> **What needs to be done**
Convert the lines from the line containing "For every button, label, input, icon, or" through the line containing "temperature-tick-label: 20 (449, 427, 462, 438)" into a Markdown table with the columns No. and Line Text, skipping any blank lines.

> **Records for processing**
+ + + +
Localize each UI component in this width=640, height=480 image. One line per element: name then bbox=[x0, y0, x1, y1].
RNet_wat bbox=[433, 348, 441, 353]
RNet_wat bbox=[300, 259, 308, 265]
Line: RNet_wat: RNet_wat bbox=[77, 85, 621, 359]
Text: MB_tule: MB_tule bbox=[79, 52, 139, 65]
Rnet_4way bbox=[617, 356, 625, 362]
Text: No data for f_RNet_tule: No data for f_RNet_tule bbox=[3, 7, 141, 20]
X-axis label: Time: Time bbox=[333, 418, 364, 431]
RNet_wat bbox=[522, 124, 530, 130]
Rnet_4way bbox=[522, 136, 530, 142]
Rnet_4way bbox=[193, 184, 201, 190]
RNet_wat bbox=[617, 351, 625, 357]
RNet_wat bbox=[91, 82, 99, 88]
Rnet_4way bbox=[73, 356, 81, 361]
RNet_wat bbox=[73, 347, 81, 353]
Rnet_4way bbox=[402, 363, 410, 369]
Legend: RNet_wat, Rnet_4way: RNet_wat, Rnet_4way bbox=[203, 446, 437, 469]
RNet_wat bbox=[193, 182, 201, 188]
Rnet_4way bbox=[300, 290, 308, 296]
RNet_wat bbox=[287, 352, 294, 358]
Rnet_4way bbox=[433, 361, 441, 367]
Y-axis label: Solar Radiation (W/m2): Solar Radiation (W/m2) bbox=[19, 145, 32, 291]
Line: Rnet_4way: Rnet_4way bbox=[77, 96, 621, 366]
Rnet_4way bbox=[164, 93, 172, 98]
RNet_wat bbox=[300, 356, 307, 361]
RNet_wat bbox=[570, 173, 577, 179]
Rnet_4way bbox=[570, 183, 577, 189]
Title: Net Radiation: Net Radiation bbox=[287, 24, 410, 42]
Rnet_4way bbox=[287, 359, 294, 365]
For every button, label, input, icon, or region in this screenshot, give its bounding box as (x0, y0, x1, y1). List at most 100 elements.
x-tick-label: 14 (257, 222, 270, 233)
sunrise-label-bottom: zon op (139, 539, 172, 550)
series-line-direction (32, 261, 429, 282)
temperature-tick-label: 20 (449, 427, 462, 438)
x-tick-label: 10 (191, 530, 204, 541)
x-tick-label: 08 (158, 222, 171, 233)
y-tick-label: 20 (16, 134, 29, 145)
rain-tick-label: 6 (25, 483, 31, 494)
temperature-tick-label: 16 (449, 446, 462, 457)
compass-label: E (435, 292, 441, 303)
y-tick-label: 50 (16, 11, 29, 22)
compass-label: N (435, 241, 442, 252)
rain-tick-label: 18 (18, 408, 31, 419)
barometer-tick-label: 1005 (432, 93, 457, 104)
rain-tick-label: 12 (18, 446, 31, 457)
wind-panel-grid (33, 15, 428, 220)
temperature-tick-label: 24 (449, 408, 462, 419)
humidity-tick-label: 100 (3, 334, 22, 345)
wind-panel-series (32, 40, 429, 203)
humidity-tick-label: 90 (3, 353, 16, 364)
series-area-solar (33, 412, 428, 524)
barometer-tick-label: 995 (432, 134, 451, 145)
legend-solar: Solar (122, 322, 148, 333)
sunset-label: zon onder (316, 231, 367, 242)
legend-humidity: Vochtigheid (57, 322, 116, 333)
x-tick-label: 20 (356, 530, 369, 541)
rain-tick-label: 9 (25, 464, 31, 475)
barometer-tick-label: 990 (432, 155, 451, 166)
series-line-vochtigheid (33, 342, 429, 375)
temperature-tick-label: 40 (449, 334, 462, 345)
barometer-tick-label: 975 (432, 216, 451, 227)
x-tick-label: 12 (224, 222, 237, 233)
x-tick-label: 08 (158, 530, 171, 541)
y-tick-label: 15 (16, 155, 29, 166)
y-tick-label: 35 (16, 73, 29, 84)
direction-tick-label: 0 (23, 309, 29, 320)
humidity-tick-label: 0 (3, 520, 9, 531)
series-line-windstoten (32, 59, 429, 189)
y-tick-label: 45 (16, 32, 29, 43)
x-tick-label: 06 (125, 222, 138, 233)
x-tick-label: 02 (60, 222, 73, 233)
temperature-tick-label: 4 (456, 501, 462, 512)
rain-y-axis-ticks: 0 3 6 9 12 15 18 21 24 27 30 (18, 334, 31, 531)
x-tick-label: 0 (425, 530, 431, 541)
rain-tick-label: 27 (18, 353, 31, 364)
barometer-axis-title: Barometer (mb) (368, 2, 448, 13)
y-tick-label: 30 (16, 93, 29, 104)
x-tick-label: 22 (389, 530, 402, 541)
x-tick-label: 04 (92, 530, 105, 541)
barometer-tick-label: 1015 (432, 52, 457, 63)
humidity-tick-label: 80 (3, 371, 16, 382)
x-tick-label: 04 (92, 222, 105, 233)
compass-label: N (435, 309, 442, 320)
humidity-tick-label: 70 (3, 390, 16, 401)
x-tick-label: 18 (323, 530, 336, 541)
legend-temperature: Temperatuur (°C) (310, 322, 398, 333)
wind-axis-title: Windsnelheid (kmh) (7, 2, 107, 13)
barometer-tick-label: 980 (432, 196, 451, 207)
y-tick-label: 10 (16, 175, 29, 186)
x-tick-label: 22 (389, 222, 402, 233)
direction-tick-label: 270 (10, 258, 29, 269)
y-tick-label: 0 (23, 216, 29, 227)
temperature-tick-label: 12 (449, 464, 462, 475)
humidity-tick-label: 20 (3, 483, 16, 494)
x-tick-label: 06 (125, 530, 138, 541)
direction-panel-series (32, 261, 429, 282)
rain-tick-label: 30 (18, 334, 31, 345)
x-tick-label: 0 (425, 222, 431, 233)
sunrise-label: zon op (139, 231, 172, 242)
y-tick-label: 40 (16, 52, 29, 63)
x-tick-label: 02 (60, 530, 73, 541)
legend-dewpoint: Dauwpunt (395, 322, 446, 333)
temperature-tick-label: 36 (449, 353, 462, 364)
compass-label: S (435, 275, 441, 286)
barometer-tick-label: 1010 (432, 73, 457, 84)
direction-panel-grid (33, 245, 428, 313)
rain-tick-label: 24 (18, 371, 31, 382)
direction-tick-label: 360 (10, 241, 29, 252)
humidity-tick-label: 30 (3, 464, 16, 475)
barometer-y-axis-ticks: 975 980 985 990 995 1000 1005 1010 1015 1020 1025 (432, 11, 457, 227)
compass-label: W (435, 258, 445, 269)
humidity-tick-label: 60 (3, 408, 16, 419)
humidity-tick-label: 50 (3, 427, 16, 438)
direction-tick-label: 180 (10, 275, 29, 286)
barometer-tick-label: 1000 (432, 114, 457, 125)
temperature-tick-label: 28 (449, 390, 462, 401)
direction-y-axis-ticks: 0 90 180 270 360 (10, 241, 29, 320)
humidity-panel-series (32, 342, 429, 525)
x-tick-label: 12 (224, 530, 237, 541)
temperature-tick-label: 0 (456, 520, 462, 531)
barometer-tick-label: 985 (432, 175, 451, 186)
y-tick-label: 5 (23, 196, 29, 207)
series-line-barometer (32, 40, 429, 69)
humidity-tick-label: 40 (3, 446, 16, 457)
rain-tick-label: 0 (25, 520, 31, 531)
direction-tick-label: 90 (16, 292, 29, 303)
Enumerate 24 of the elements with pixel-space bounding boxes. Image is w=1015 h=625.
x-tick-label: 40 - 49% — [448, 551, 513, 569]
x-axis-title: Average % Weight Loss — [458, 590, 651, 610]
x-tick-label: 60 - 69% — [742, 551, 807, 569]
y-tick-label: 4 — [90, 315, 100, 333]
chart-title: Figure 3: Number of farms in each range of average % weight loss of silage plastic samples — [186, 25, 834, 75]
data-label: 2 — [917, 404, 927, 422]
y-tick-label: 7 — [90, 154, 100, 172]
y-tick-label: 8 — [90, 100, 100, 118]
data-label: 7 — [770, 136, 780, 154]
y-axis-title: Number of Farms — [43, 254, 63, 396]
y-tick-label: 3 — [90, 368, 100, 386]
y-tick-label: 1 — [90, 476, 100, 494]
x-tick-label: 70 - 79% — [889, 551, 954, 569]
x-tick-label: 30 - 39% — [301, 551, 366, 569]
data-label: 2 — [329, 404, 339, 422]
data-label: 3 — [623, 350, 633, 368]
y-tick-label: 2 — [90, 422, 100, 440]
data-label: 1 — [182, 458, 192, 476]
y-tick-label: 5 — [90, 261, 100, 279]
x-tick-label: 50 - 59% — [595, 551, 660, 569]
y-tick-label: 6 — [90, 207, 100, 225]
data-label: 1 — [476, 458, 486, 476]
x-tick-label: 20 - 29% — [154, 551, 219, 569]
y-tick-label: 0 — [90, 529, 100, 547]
+ + + +
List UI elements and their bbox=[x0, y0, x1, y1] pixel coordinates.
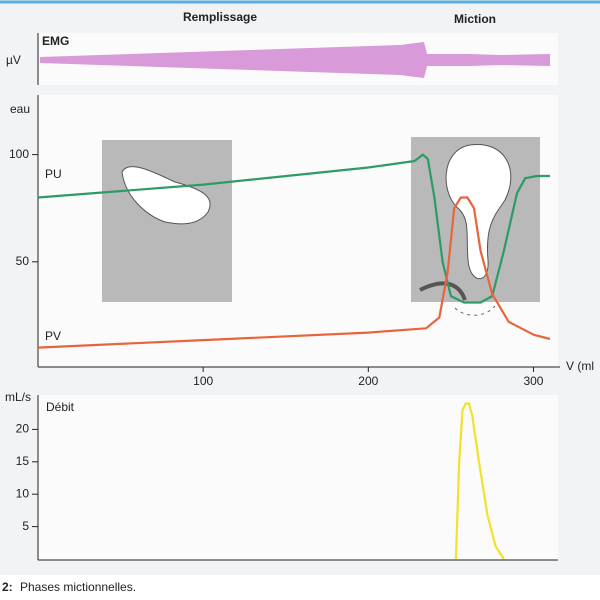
+ + + +
> **Exercise answer**
| No. | Line Text |
|---|---|
| 1 | For every button, label, input, icon, or region in this screenshot, give its bounding box as (x0, y0, x1, y1). List at most 100 elements. |
| 2 | x-tick-label: 14 (257, 222, 270, 233) |
| 3 | sunrise-label-bottom: zon op (139, 539, 172, 550) |
| 4 | series-line-direction (32, 261, 429, 282) |
| 5 | temperature-tick-label: 20 (449, 427, 462, 438) |